## ACTIVITY
Rewrite the clinic excerpt from "The Burlington/Transition Services" up to and including "the Fourth Circuit.", changing "students" to "participants".

## EXCERPT
※ ※ ※

The Burlington/Transition Services Project: A current project to engage young people with disabilities in meaningful work opportunities by enforcing their rights to private services when school system personnel fail to provide individualized, results-oriented work training.
Immigration and Human Rights Clinic
Busy Semester! It has been a very busy semester for the UDC Immigration and Human Rights Clinic! Since we returned to school in January, the ten students enrolled in the Clinic seminar and the six students enrolled in Extended Clinic have been working on two cases that are set for trial this semester in the Arlington Immigration Court; one case that is currently pending before the Board of Immigration Appeals (BIA); and an additional case that is before the United States Court of Appeals for the Fourth Circuit.

※ ※ ※

## DATASET EXTRACT
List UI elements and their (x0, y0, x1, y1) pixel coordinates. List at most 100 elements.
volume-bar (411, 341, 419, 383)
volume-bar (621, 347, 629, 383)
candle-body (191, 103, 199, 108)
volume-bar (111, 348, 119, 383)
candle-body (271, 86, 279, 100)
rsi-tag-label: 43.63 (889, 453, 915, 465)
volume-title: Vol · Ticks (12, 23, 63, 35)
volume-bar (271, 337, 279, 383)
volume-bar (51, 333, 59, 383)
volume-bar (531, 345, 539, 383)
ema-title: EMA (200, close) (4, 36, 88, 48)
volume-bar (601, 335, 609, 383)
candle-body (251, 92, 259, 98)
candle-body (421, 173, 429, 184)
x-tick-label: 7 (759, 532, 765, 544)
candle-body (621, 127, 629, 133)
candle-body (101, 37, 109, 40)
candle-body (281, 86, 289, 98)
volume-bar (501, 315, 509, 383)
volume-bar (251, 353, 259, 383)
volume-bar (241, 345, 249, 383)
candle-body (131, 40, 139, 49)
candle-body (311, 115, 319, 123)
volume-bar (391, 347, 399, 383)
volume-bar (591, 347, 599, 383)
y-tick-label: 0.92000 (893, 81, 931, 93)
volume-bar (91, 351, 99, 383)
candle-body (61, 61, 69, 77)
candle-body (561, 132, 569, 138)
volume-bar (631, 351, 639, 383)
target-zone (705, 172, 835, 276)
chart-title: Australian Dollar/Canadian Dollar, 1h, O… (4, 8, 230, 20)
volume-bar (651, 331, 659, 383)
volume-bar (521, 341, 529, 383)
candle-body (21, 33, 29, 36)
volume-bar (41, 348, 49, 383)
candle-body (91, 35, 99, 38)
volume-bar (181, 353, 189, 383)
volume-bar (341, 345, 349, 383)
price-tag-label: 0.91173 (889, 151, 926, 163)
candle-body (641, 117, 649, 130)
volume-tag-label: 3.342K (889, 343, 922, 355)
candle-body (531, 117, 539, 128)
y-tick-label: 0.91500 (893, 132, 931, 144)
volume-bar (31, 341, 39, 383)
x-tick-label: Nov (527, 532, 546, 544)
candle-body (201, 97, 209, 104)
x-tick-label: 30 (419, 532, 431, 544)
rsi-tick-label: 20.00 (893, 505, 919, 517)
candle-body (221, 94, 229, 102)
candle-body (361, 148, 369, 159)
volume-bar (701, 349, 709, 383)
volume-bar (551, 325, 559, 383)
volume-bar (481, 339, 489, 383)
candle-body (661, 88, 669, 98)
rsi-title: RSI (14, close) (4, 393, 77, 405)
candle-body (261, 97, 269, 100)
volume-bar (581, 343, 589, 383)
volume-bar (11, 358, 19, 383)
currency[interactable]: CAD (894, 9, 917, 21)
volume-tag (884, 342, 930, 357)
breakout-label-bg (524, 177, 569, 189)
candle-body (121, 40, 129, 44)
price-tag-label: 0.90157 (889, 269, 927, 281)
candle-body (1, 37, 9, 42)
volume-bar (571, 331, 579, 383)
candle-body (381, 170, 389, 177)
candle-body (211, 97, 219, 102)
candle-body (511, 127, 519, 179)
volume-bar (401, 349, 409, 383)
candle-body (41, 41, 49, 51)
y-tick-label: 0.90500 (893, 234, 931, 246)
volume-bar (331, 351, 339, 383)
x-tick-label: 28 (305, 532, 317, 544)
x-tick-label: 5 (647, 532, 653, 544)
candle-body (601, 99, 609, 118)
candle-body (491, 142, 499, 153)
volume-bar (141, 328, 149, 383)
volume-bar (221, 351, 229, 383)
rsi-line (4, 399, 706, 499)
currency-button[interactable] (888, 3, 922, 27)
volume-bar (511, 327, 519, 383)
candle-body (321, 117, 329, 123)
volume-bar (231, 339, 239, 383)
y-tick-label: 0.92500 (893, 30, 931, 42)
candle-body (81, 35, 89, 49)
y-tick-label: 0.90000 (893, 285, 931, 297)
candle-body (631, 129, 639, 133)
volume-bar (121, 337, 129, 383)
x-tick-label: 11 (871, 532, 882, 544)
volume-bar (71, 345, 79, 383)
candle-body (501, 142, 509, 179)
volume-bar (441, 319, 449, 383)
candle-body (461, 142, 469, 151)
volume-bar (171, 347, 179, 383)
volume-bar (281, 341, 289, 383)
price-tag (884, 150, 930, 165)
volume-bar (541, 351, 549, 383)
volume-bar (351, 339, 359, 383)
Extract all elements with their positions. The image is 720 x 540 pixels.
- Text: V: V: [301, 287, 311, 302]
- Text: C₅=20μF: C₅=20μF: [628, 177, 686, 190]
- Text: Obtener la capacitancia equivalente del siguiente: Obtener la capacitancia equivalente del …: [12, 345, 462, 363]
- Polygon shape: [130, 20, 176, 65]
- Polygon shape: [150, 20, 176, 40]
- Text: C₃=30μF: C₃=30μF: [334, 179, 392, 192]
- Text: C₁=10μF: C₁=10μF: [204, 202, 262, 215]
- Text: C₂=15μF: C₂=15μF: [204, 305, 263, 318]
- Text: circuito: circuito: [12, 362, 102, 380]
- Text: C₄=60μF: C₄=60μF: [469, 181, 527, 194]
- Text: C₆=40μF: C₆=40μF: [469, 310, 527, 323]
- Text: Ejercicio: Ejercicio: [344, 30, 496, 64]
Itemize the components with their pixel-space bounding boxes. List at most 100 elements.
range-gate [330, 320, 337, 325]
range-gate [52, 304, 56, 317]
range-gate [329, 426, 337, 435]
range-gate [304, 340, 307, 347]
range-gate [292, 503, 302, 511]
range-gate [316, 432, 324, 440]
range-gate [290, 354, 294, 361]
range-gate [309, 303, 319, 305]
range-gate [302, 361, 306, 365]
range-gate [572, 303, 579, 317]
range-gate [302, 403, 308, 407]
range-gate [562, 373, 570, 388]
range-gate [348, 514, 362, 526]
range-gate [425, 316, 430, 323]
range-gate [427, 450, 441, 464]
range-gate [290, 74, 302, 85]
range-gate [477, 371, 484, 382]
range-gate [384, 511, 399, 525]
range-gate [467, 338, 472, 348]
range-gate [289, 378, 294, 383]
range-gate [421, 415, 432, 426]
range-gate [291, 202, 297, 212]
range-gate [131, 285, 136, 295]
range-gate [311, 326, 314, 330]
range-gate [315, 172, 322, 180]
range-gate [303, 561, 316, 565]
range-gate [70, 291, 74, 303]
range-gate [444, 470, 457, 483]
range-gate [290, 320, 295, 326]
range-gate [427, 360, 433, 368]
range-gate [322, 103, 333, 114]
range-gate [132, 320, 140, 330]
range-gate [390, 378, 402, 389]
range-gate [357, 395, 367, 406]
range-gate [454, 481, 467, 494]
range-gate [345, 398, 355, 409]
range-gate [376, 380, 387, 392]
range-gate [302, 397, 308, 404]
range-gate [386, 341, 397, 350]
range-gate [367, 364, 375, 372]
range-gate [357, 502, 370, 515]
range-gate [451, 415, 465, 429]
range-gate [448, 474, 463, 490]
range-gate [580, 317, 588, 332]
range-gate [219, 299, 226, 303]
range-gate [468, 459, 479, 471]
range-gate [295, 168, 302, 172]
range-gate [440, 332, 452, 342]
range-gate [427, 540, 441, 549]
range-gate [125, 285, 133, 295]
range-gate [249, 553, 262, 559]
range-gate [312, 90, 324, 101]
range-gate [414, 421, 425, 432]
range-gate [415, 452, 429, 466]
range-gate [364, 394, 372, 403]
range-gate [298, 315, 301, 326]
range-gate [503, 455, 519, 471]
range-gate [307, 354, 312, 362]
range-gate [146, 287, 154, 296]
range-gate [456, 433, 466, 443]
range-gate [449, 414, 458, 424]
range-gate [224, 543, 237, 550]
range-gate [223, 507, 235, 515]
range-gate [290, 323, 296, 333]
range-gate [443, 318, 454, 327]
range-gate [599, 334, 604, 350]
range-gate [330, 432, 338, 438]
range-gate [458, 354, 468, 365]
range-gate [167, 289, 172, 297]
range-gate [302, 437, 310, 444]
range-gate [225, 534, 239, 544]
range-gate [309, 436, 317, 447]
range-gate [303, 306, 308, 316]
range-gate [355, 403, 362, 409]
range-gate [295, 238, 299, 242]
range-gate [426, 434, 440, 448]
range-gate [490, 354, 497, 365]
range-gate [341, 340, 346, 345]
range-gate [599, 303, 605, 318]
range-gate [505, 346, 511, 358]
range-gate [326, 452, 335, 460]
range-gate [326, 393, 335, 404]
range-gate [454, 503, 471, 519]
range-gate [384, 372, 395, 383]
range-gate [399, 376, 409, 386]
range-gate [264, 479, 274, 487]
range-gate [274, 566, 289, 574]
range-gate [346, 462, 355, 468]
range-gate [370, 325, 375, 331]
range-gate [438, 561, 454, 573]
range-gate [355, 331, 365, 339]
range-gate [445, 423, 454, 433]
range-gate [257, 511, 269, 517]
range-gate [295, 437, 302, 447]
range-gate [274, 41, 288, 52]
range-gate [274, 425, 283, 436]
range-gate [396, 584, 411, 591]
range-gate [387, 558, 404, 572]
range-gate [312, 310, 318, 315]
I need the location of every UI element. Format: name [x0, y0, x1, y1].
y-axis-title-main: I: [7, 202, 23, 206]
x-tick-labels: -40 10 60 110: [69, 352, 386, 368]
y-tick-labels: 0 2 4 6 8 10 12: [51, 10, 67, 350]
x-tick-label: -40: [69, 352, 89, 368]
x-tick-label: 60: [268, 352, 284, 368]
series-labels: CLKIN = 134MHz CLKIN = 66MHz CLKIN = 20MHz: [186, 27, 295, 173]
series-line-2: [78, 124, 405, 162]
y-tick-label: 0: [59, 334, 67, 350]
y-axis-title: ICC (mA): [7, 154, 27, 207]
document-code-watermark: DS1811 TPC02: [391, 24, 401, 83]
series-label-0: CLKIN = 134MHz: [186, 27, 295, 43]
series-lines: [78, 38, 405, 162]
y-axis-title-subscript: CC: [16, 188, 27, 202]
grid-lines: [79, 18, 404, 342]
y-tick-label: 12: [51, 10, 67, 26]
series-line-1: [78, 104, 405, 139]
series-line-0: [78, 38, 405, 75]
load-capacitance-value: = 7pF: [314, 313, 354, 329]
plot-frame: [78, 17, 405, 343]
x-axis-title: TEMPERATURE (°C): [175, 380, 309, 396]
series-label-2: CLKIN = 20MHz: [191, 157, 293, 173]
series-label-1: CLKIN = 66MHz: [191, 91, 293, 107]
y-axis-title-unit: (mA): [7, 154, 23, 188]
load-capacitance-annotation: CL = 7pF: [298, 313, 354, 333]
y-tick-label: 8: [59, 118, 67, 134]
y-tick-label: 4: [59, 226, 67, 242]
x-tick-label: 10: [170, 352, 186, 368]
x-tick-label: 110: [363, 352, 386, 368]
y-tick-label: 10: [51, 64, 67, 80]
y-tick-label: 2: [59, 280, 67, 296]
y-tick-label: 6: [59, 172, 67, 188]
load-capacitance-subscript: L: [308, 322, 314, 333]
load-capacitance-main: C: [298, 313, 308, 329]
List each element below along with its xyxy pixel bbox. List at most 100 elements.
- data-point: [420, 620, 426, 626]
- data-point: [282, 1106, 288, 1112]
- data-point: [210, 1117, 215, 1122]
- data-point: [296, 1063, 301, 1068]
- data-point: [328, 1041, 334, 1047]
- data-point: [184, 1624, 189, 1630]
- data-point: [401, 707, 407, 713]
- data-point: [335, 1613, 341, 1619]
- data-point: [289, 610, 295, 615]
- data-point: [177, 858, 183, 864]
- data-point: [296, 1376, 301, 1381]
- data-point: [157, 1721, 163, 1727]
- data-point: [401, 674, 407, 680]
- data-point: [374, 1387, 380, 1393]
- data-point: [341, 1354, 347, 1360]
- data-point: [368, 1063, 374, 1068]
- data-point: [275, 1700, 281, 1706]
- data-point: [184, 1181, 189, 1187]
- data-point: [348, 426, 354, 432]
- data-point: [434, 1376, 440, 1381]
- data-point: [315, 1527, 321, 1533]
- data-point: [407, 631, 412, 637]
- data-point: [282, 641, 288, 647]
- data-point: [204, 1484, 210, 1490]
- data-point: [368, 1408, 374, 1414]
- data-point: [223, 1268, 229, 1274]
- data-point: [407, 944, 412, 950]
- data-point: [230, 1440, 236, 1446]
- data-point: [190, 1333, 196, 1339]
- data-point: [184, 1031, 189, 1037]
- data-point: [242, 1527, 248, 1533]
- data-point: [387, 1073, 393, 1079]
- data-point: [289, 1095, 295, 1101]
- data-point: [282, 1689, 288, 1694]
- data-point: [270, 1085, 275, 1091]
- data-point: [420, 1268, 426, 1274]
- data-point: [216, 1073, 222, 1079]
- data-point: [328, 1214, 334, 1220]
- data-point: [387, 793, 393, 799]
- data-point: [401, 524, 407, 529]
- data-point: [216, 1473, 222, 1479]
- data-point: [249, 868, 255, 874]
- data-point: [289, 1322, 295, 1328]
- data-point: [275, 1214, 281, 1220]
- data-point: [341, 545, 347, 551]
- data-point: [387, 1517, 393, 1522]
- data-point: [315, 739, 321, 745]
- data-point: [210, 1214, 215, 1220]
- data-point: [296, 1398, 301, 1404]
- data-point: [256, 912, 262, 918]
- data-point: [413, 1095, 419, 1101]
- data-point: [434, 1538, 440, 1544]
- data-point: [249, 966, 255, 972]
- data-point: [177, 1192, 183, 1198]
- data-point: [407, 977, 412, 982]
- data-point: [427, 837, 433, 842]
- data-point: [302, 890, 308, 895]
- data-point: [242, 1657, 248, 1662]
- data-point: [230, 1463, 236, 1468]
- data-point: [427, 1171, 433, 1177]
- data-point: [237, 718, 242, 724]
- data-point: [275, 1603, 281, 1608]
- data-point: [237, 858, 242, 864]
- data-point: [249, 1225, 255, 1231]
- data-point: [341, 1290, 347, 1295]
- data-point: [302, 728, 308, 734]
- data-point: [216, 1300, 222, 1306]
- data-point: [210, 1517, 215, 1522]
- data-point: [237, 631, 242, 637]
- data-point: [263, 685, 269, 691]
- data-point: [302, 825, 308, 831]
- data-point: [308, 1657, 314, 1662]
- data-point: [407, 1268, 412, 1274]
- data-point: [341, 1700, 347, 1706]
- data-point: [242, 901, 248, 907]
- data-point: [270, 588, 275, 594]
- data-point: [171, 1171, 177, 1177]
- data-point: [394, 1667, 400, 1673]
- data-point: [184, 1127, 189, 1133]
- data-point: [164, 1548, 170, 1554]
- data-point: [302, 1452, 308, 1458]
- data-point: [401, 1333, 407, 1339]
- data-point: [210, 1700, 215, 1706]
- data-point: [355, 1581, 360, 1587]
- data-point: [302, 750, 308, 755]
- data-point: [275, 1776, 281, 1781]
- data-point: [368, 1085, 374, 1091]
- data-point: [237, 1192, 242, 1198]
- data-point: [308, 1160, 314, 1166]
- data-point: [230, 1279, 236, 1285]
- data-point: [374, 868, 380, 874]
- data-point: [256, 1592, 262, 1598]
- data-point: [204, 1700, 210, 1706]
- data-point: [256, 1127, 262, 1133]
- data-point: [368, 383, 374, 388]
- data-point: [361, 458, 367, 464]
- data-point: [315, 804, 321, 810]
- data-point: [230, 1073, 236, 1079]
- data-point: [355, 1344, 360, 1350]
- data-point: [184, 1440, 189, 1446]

※ ※ ※

## EXERCISE RESPONSE
The Burlington/Transition Services Project: A current project to engage young people with disabilities in meaningful work opportunities by enforcing their rights to private services when school system personnel fail to provide individualized, results-oriented work training.
Immigration and Human Rights Clinic
Busy Semester! It has been a very busy semester for the UDC Immigration and Human Rights Clinic! Since we returned to school in January, the ten participants enrolled in the Clinic seminar and the six participants enrolled in Extended Clinic have been working on two cases that are set for trial this semester in the Arlington Immigration Court; one case that is currently pending before the Board of Immigration Appeals (BIA); and an additional case that is before the United States Court of Appeals for the Fourth Circuit.